Figure dataset records
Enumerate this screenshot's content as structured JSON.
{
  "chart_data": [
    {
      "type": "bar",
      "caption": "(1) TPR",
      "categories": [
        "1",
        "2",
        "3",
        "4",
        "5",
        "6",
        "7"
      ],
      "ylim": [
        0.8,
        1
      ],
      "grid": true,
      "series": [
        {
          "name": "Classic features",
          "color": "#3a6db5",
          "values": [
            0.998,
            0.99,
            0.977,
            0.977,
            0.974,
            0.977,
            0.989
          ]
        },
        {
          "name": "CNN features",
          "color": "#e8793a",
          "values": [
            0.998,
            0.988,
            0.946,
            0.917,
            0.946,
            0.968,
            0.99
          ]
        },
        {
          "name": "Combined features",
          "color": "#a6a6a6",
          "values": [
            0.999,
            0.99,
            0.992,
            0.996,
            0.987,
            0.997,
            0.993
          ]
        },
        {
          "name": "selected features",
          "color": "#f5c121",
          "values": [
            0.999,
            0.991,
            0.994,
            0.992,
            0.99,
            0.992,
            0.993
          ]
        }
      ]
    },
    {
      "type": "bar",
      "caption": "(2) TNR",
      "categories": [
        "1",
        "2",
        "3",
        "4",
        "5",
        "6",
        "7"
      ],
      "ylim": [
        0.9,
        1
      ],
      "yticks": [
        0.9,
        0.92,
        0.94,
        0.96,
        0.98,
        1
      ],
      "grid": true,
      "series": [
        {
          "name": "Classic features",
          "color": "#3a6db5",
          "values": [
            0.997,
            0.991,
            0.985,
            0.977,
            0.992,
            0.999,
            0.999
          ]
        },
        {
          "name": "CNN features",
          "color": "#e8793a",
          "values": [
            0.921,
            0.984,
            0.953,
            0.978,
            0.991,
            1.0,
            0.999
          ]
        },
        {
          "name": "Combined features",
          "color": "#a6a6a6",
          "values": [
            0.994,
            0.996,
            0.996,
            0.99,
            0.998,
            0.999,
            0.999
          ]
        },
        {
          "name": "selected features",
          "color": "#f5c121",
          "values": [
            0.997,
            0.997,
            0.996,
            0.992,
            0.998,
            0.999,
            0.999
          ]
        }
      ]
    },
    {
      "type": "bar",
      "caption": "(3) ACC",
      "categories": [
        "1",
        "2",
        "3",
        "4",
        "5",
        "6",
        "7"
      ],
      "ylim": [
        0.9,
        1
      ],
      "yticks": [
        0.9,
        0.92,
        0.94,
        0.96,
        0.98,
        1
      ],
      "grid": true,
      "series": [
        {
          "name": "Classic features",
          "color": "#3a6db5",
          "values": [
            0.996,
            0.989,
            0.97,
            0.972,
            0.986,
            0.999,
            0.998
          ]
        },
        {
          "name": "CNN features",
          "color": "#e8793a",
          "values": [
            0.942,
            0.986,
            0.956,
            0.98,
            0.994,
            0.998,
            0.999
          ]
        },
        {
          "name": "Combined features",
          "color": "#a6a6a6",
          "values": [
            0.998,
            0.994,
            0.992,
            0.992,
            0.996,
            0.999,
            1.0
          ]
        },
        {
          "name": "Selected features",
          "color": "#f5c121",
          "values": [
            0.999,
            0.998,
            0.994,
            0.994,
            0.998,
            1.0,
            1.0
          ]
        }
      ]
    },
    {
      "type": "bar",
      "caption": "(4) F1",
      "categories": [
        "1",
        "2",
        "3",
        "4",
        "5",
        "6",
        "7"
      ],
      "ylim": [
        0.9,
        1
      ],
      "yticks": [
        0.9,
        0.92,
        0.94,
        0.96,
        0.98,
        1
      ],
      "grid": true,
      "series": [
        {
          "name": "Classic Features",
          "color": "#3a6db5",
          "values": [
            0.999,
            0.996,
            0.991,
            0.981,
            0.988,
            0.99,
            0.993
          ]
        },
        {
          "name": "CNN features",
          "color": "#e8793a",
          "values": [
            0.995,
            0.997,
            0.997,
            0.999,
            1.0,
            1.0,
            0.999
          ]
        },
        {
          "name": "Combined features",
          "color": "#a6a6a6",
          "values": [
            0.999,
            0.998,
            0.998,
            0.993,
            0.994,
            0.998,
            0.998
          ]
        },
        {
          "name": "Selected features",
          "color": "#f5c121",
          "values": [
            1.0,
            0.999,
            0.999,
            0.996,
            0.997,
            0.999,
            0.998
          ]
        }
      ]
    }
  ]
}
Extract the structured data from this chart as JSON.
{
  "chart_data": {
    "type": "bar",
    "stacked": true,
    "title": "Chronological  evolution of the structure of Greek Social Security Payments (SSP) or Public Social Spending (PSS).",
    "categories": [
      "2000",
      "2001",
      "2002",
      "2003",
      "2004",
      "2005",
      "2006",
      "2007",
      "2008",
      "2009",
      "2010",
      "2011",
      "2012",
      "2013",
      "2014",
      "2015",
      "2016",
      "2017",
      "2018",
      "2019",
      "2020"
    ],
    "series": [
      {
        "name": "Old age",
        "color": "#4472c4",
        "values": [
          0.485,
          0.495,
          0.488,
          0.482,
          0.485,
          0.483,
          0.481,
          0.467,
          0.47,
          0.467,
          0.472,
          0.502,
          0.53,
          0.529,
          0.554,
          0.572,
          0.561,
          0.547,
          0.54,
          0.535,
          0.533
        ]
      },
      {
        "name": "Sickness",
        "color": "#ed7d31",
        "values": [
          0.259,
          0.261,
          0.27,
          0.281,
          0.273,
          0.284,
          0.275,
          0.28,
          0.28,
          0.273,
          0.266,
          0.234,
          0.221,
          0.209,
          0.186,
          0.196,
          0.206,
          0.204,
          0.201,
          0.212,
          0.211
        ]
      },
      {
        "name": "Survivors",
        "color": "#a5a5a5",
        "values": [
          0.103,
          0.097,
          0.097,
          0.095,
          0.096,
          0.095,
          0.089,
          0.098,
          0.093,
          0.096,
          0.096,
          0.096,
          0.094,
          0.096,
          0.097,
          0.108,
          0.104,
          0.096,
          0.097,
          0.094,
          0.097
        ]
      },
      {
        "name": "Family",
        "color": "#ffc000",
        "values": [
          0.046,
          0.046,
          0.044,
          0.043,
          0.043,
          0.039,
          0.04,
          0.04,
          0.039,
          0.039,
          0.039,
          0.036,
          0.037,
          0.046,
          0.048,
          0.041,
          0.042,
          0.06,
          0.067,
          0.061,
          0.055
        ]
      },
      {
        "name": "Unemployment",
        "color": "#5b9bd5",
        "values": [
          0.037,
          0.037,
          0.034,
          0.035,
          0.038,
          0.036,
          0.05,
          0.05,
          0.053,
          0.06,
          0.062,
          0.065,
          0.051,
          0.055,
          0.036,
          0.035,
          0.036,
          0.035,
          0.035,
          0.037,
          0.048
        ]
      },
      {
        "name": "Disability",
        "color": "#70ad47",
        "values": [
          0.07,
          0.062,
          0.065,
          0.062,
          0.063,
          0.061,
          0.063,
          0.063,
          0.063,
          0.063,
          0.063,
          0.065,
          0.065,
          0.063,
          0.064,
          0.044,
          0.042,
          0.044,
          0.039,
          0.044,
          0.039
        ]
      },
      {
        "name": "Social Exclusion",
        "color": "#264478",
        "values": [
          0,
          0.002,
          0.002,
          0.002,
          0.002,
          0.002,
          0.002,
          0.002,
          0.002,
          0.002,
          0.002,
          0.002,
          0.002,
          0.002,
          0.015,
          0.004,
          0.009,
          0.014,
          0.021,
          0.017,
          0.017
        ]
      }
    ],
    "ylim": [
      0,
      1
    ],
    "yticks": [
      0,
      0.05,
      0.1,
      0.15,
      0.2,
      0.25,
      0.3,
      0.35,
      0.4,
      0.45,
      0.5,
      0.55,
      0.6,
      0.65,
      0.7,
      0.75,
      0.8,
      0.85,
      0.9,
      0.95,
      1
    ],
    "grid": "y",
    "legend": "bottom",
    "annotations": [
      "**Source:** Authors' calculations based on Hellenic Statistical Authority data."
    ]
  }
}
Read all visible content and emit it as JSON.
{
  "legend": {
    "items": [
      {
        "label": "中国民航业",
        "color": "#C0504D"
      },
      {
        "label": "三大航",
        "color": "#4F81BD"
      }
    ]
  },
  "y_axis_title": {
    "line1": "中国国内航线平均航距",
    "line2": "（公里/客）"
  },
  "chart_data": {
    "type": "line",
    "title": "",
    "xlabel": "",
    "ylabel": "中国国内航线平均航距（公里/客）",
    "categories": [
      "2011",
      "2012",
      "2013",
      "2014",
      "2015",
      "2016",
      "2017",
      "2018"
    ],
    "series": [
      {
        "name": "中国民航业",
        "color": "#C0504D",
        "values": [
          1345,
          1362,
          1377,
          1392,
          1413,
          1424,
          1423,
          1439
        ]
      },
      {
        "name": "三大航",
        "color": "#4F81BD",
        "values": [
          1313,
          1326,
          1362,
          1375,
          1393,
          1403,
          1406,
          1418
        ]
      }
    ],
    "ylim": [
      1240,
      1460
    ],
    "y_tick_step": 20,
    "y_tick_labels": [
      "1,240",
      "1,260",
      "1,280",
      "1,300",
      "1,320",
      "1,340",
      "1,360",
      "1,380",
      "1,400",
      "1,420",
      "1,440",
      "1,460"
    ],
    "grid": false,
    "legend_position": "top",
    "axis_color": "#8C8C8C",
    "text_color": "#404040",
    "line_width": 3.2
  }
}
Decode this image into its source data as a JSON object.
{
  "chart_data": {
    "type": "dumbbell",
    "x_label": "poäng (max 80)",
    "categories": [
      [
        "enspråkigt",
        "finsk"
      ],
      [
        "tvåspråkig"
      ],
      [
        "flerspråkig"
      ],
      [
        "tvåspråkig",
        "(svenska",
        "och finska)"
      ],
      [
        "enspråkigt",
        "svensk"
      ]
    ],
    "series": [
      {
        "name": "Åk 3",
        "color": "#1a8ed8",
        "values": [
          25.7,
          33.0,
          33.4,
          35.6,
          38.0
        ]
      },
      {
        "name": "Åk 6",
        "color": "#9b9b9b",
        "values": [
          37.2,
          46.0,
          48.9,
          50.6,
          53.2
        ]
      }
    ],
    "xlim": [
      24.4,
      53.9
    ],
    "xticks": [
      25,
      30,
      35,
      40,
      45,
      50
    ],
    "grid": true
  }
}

▸ Directions:
Say how many lines of the data hold the string "中国国内航线平均航距". Reply with the number alone.

▸ Problem solution:
2